Identify every line in the records below that contains the word "their", and copy each of those lines.
┄┄┄┄┄┄┄┄┄┄┄┄┄┄┄┄┄┄┄┄
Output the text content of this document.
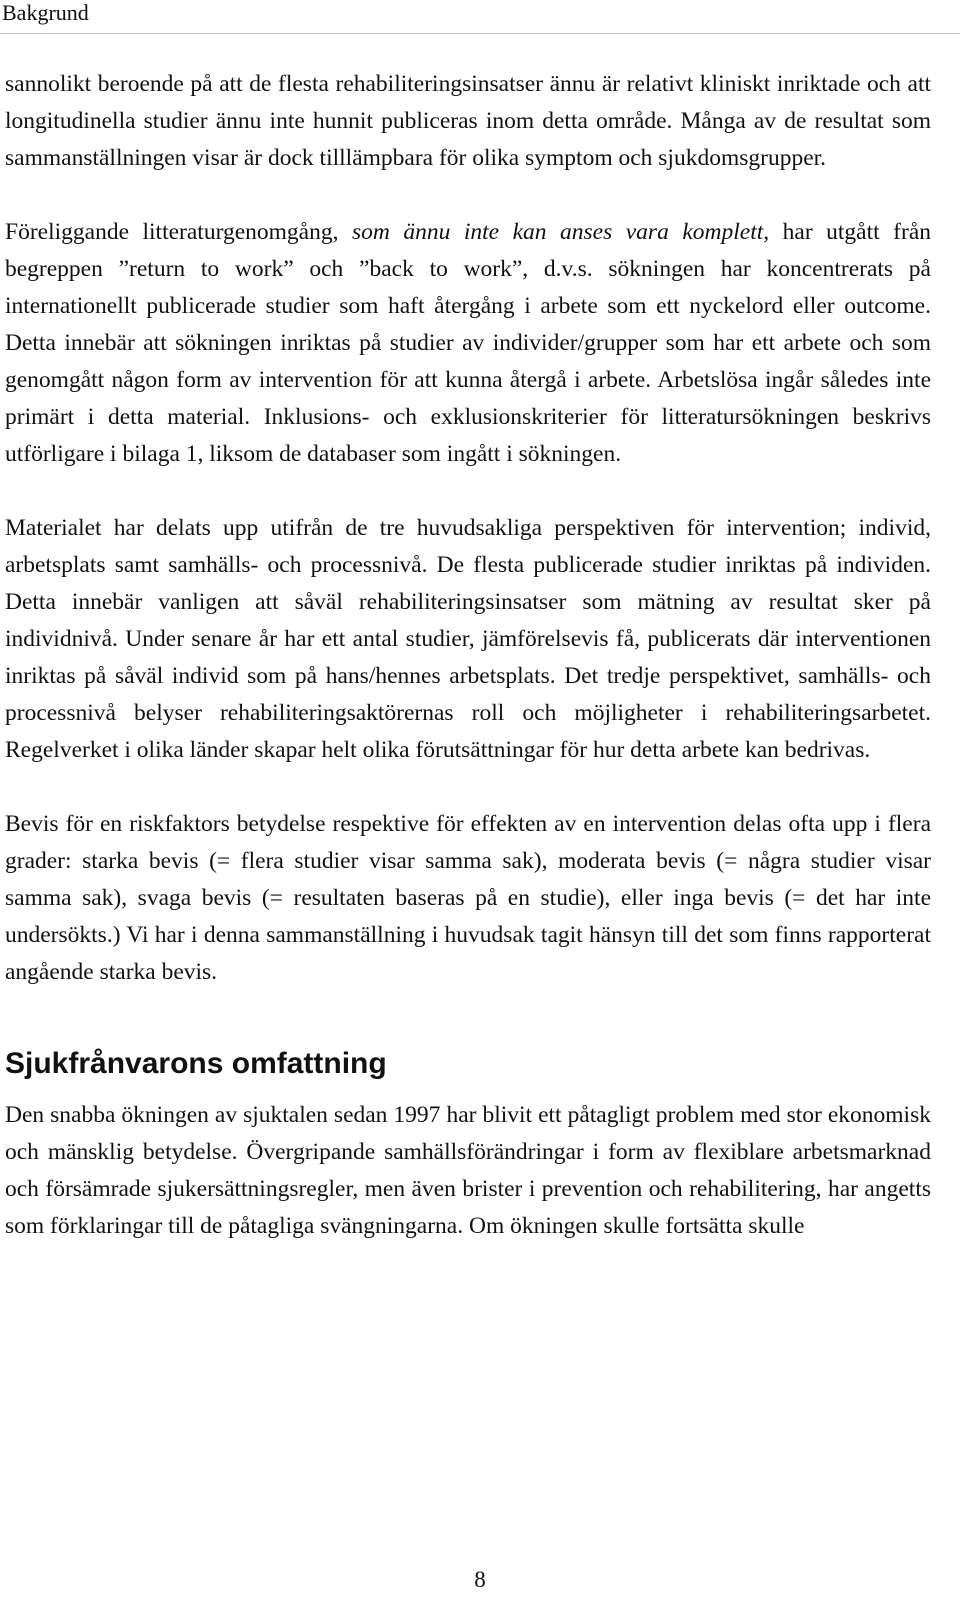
Bakgrund

sannolikt beroende på att de flesta rehabiliteringsinsatser ännu är relativt kliniskt inriktade och att longitudinella studier ännu inte hunnit publiceras inom detta område. Många av de resultat som sammanställningen visar är dock tilllämpbara för olika symptom och sjukdomsgrupper.

Föreliggande litteraturgenomgång, som ännu inte kan anses vara komplett, har utgått från begreppen ”return to work” och ”back to work”, d.v.s. sökningen har koncentrerats på internationellt publicerade studier som haft återgång i arbete som ett nyckelord eller outcome. Detta innebär att sökningen inriktas på studier av individer/grupper som har ett arbete och som genomgått någon form av intervention för att kunna återgå i arbete. Arbetslösa ingår således inte primärt i detta material. Inklusions- och exklusionskriterier för litteratursökningen beskrivs utförligare i bilaga 1, liksom de databaser som ingått i sökningen.

Materialet har delats upp utifrån de tre huvudsakliga perspektiven för intervention; individ, arbetsplats samt samhälls- och processnivå. De flesta publicerade studier inriktas på individen. Detta innebär vanligen att såväl rehabiliteringsinsatser som mätning av resultat sker på individnivå. Under senare år har ett antal studier, jämförelsevis få, publicerats där interventionen inriktas på såväl individ som på hans/hennes arbetsplats. Det tredje perspektivet, samhälls- och processnivå belyser rehabiliteringsaktörernas roll och möjligheter i rehabiliteringsarbetet. Regelverket i olika länder skapar helt olika förutsättningar för hur detta arbete kan bedrivas.

Bevis för en riskfaktors betydelse respektive för effekten av en intervention delas ofta upp i flera grader: starka bevis (= flera studier visar samma sak), moderata bevis (= några studier visar samma sak), svaga bevis (= resultaten baseras på en studie), eller inga bevis (= det har inte undersökts.) Vi har i denna sammanställning i huvudsak tagit hänsyn till det som finns rapporterat angående starka bevis.

Sjukfrånvarons omfattning

Den snabba ökningen av sjuktalen sedan 1997 har blivit ett påtagligt problem med stor ekonomisk och mänsklig betydelse. Övergripande samhällsförändringar i form av flexiblare arbetsmarknad och försämrade sjukersättningsregler, men även brister i prevention och rehabilitering, har angetts som förklaringar till de påtagliga svängningarna. Om ökningen skulle fortsätta skulle

8
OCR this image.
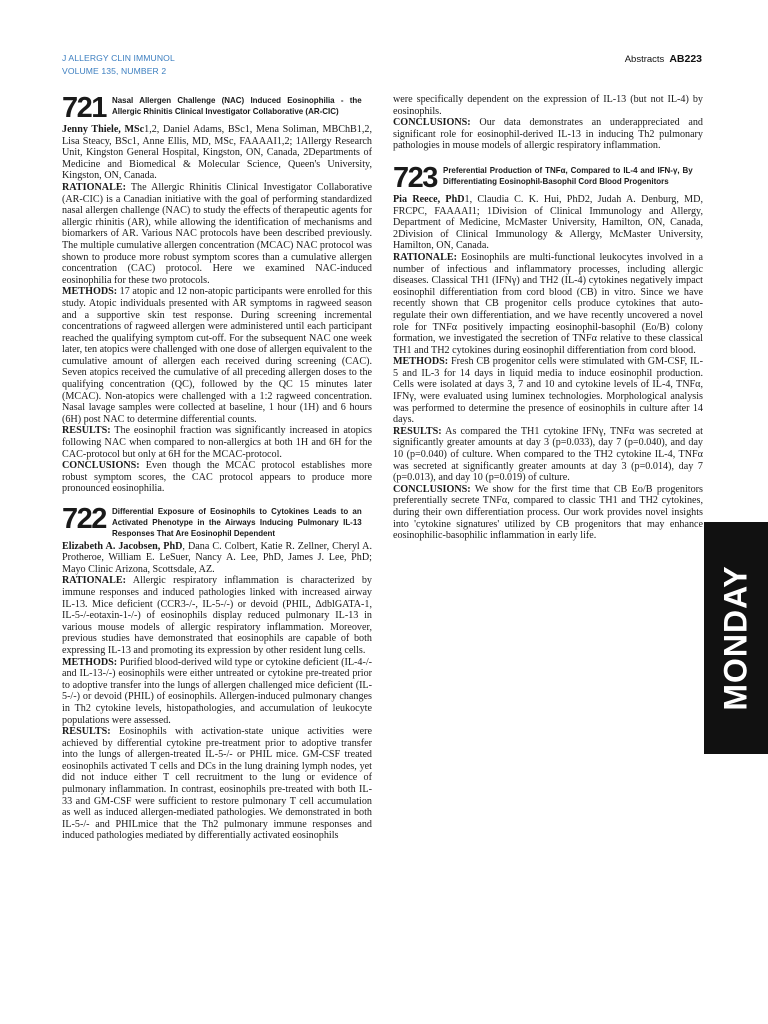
J ALLERGY CLIN IMMUNOL
VOLUME 135, NUMBER 2
Abstracts AB223
721 Nasal Allergen Challenge (NAC) Induced Eosinophilia - the Allergic Rhinitis Clinical Investigator Collaborative (AR-CIC)

Jenny Thiele, MSc1,2, Daniel Adams, BSc1, Mena Soliman, MBChB1,2, Lisa Steacy, BSc1, Anne Ellis, MD, MSc, FAAAAI1,2; 1Allergy Research Unit, Kingston General Hospital, Kingston, ON, Canada, 2Departments of Medicine and Biomedical & Molecular Science, Queen's University, Kingston, ON, Canada.

RATIONALE: The Allergic Rhinitis Clinical Investigator Collaborative (AR-CIC) is a Canadian initiative with the goal of performing standardized nasal allergen challenge (NAC) to study the effects of therapeutic agents for allergic rhinitis (AR), while allowing the identification of mechanisms and biomarkers of AR. Various NAC protocols have been described previously. The multiple cumulative allergen concentration (MCAC) NAC protocol was shown to produce more robust symptom scores than a cumulative allergen concentration (CAC) protocol. Here we examined NAC-induced eosinophilia for these two protocols.

METHODS: 17 atopic and 12 non-atopic participants were enrolled for this study. Atopic individuals presented with AR symptoms in ragweed season and a supportive skin test response. During screening incremental concentrations of ragweed allergen were administered until each participant reached the qualifying symptom cut-off. For the subsequent NAC one week later, ten atopics were challenged with one dose of allergen equivalent to the cumulative amount of allergen each received during screening (CAC). Seven atopics received the cumulative of all preceding allergen doses to the qualifying concentration (QC), followed by the QC 15 minutes later (MCAC). Non-atopics were challenged with a 1:2 ragweed concentration. Nasal lavage samples were collected at baseline, 1 hour (1H) and 6 hours (6H) post NAC to determine differential counts.

RESULTS: The eosinophil fraction was significantly increased in atopics following NAC when compared to non-allergics at both 1H and 6H for the CAC-protocol but only at 6H for the MCAC-protocol.

CONCLUSIONS: Even though the MCAC protocol establishes more robust symptom scores, the CAC protocol appears to produce more pronounced eosinophilia.

722 Differential Exposure of Eosinophils to Cytokines Leads to an Activated Phenotype in the Airways Inducing Pulmonary IL-13 Responses That Are Eosinophil Dependent

Elizabeth A. Jacobsen, PhD, Dana C. Colbert, Katie R. Zellner, Cheryl A. Protheroe, William E. LeSuer, Nancy A. Lee, PhD, James J. Lee, PhD; Mayo Clinic Arizona, Scottsdale, AZ.

RATIONALE: Allergic respiratory inflammation is characterized by immune responses and induced pathologies linked with increased airway IL-13. Mice deficient (CCR3-/-, IL-5-/-) or devoid (PHIL, ΔdblGATA-1, IL-5-/-eotaxin-1-/-) of eosinophils display reduced pulmonary IL-13 in various mouse models of allergic respiratory inflammation. Moreover, previous studies have demonstrated that eosinophils are capable of both expressing IL-13 and promoting its expression by other resident lung cells.

METHODS: Purified blood-derived wild type or cytokine deficient (IL-4-/- and IL-13-/-) eosinophils were either untreated or cytokine pre-treated prior to adoptive transfer into the lungs of allergen challenged mice deficient (IL-5-/-) or devoid (PHIL) of eosinophils. Allergen-induced pulmonary changes in Th2 cytokine levels, histopathologies, and accumulation of leukocyte populations were assessed.

RESULTS: Eosinophils with activation-state unique activities were achieved by differential cytokine pre-treatment prior to adoptive transfer into the lungs of allergen-treated IL-5-/- or PHIL mice. GM-CSF treated eosinophils activated T cells and DCs in the lung draining lymph nodes, yet did not induce either T cell recruitment to the lung or evidence of pulmonary inflammation. In contrast, eosinophils pre-treated with both IL-33 and GM-CSF were sufficient to restore pulmonary T cell accumulation as well as induced allergen-mediated pathologies. We demonstrated in both IL-5-/- and PHILmice that the Th2 pulmonary immune responses and induced pathologies mediated by differentially activated eosinophils

were specifically dependent on the expression of IL-13 (but not IL-4) by eosinophils.

CONCLUSIONS: Our data demonstrates an underappreciated and significant role for eosinophil-derived IL-13 in inducing Th2 pulmonary pathologies in mouse models of allergic respiratory inflammation.

723 Preferential Production of TNFα, Compared to IL-4 and IFN-γ, By Differentiating Eosinophil-Basophil Cord Blood Progenitors

Pia Reece, PhD1, Claudia C. K. Hui, PhD2, Judah A. Denburg, MD, FRCPC, FAAAAI1; 1Division of Clinical Immunology and Allergy, Department of Medicine, McMaster University, Hamilton, ON, Canada, 2Division of Clinical Immunology & Allergy, McMaster University, Hamilton, ON, Canada.

RATIONALE: Eosinophils are multi-functional leukocytes involved in a number of infectious and inflammatory processes, including allergic diseases. Classical TH1 (IFNγ) and TH2 (IL-4) cytokines negatively impact eosinophil differentiation from cord blood (CB) in vitro. Since we have recently shown that CB progenitor cells produce cytokines that auto-regulate their own differentiation, and we have recently uncovered a novel role for TNFα positively impacting eosinophil-basophil (Eo/B) colony formation, we investigated the secretion of TNFα relative to these classical TH1 and TH2 cytokines during eosinophil differentiation from cord blood.

METHODS: Fresh CB progenitor cells were stimulated with GM-CSF, IL-5 and IL-3 for 14 days in liquid media to induce eosinophil production. Cells were isolated at days 3, 7 and 10 and cytokine levels of IL-4, TNFα, IFNγ, were evaluated using luminex technologies. Morphological analysis was performed to determine the presence of eosinophils in culture after 14 days.

RESULTS: As compared the TH1 cytokine IFNγ, TNFα was secreted at significantly greater amounts at day 3 (p=0.033), day 7 (p=0.040), and day 10 (p=0.040) of culture. When compared to the TH2 cytokine IL-4, TNFα was secreted at significantly greater amounts at day 3 (p=0.014), day 7 (p=0.013), and day 10 (p=0.019) of culture.

CONCLUSIONS: We show for the first time that CB Eo/B progenitors preferentially secrete TNFα, compared to classic TH1 and TH2 cytokines, during their own differentiation process. Our work provides novel insights into 'cytokine signatures' utilized by CB progenitors that may enhance eosinophilic-basophilic inflammation in early life.

MONDAY
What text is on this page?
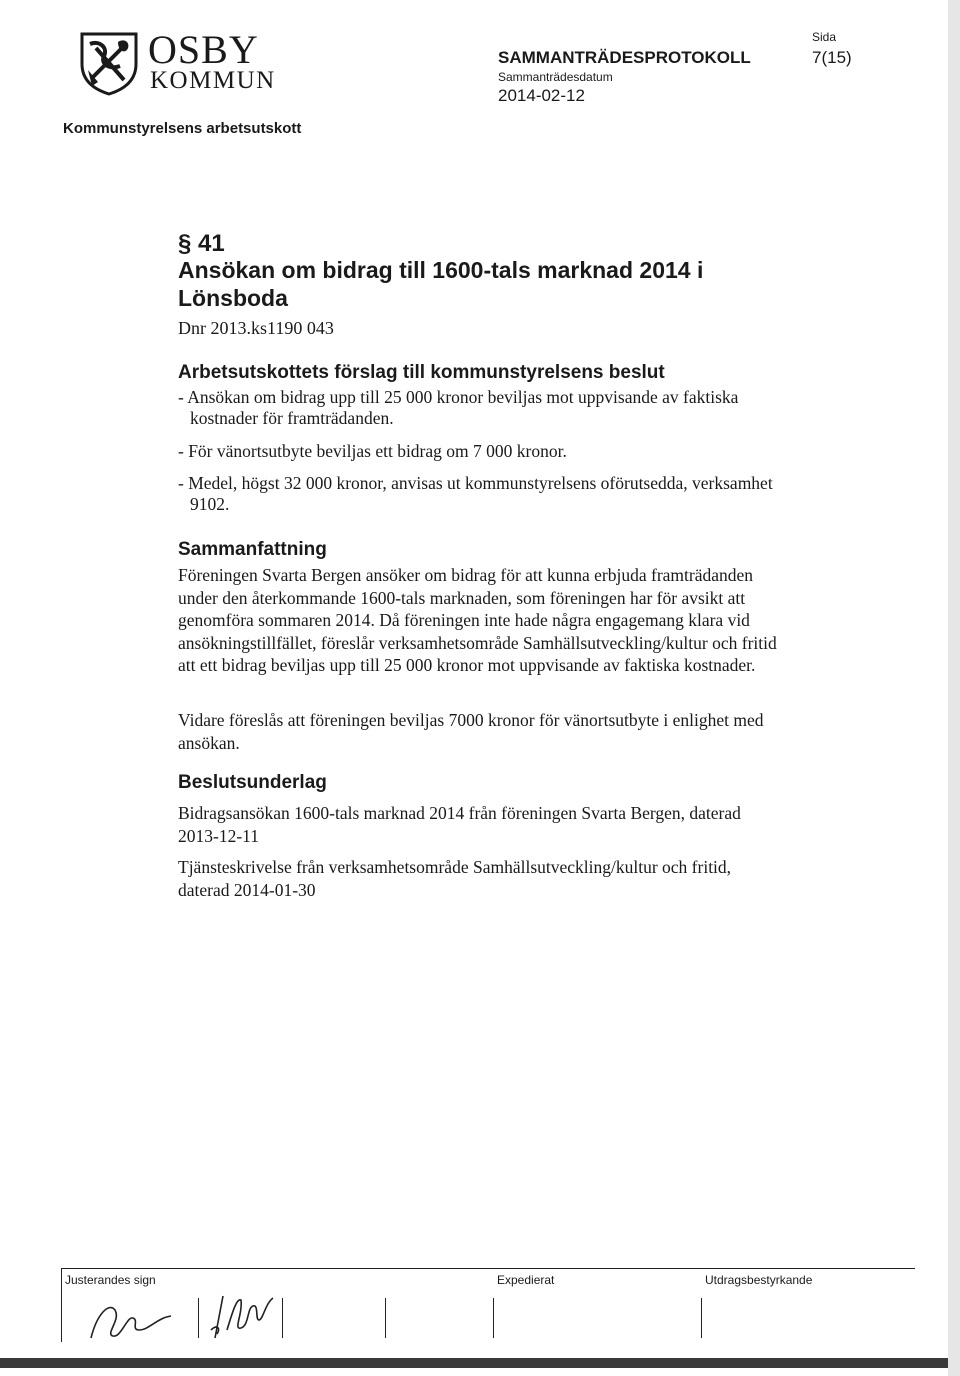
OSBY
KOMMUN
Kommunstyrelsens arbetsutskott
SAMMANTRÄDESPROTOKOLL
Sammanträdesdatum
2014-02-12
Sida
7(15)
§ 41
Ansökan om bidrag till 1600-tals marknad 2014 i Lönsboda
Dnr 2013.ks1190 043
Arbetsutskottets förslag till kommunstyrelsens beslut
- Ansökan om bidrag upp till 25 000 kronor beviljas mot uppvisande av faktiska kostnader för framträdanden.
- För vänortsutbyte beviljas ett bidrag om 7 000 kronor.
- Medel, högst 32 000 kronor, anvisas ut kommunstyrelsens oförutsedda, verksamhet 9102.
Sammanfattning
Föreningen Svarta Bergen ansöker om bidrag för att kunna erbjuda framträdanden under den återkommande 1600-tals marknaden, som föreningen har för avsikt att genomföra sommaren 2014. Då föreningen inte hade några engagemang klara vid ansökningstillfället, föreslår verksamhetsområde Samhällsutveckling/kultur och fritid att ett bidrag beviljas upp till 25 000 kronor mot uppvisande av faktiska kostnader.
Vidare föreslås att föreningen beviljas 7000 kronor för vänortsutbyte i enlighet med ansökan.
Beslutsunderlag
Bidragsansökan 1600-tals marknad 2014 från föreningen Svarta Bergen, daterad 2013-12-11
Tjänsteskrivelse från verksamhetsområde Samhällsutveckling/kultur och fritid, daterad 2014-01-30
Justerandes sign	Expedierat	Utdragsbestyrkande
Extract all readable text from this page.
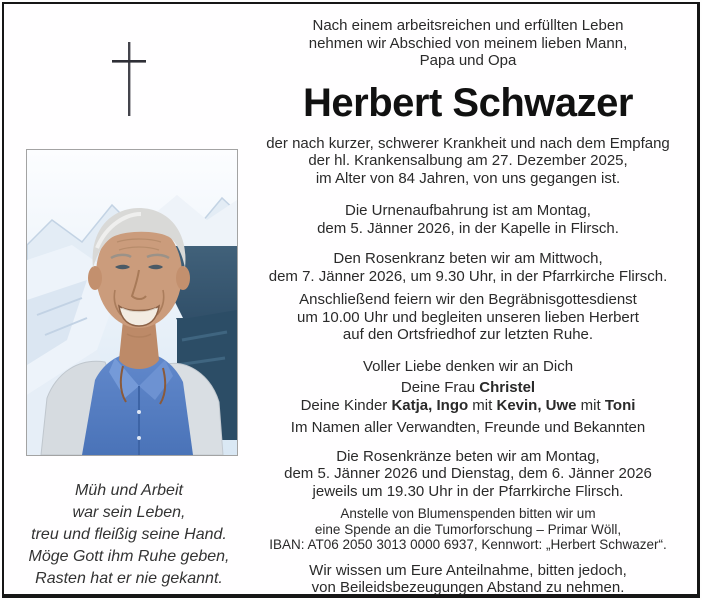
Müh und Arbeit
war sein Leben,
treu und fleißig seine Hand.
Möge Gott ihm Ruhe geben,
Rasten hat er nie gekannt.

Nach einem arbeitsreichen und erfüllten Leben
nehmen wir Abschied von meinem lieben Mann,
Papa und Opa

Herbert Schwazer

der nach kurzer, schwerer Krankheit und nach dem Empfang
der hl. Krankensalbung am 27. Dezember 2025,
im Alter von 84 Jahren, von uns gegangen ist.

Die Urnenaufbahrung ist am Montag,
dem 5. Jänner 2026, in der Kapelle in Flirsch.

Den Rosenkranz beten wir am Mittwoch,
dem 7. Jänner 2026, um 9.30 Uhr, in der Pfarrkirche Flirsch.

Anschließend feiern wir den Begräbnisgottesdienst
um 10.00 Uhr und begleiten unseren lieben Herbert
auf den Ortsfriedhof zur letzten Ruhe.

Voller Liebe denken wir an Dich

Deine Frau Christel
Deine Kinder Katja, Ingo mit Kevin, Uwe mit Toni

Im Namen aller Verwandten, Freunde und Bekannten

Die Rosenkränze beten wir am Montag,
dem 5. Jänner 2026 und Dienstag, dem 6. Jänner 2026
jeweils um 19.30 Uhr in der Pfarrkirche Flirsch.

Anstelle von Blumenspenden bitten wir um
eine Spende an die Tumorforschung – Primar Wöll,
IBAN: AT06 2050 3013 0000 6937, Kennwort: „Herbert Schwazer“.

Wir wissen um Eure Anteilnahme, bitten jedoch,
von Beileidsbezeugungen Abstand zu nehmen.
┄┄┄┄┄┄┄┄┄┄┄┄┄┄┄┄┄┄┄┄
#### [Written answer]
RATIONALE: Eosinophils are multi-functional leukocytes involved in a number of infectious and inflammatory processes, including allergic diseases. Classical TH1 (IFNγ) and TH2 (IL-4) cytokines negatively impact eosinophil differentiation from cord blood (CB) in vitro. Since we have recently shown that CB progenitor cells produce cytokines that auto-regulate their own differentiation, and we have recently uncovered a novel role for TNFα positively impacting eosinophil-basophil (Eo/B) colony formation, we investigated the secretion of TNFα relative to these classical TH1 and TH2 cytokines during eosinophil differentiation from cord blood.
CONCLUSIONS: We show for the first time that CB Eo/B progenitors preferentially secrete TNFα, compared to classic TH1 and TH2 cytokines, during their own differentiation process. Our work provides novel insights into 'cytokine signatures' utilized by CB progenitors that may enhance eosinophilic-basophilic inflammation in early life.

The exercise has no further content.